### [Task directions]
Spot each line in the data below containing "immer" and copy it.

### [Records for this task]
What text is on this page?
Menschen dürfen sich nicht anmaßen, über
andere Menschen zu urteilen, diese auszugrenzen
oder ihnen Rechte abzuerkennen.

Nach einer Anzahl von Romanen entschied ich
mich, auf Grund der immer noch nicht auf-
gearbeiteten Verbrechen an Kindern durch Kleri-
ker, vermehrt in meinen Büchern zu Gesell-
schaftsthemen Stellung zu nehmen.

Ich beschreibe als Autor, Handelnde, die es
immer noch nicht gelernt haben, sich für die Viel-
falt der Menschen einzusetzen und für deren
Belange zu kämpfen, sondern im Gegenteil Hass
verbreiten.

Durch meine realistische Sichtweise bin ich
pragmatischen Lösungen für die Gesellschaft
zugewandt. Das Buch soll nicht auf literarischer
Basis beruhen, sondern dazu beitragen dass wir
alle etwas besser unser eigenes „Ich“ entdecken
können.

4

### [Response to this task]
mich, auf Grund der immer noch nicht auf-
immer noch nicht gelernt haben, sich für die Viel-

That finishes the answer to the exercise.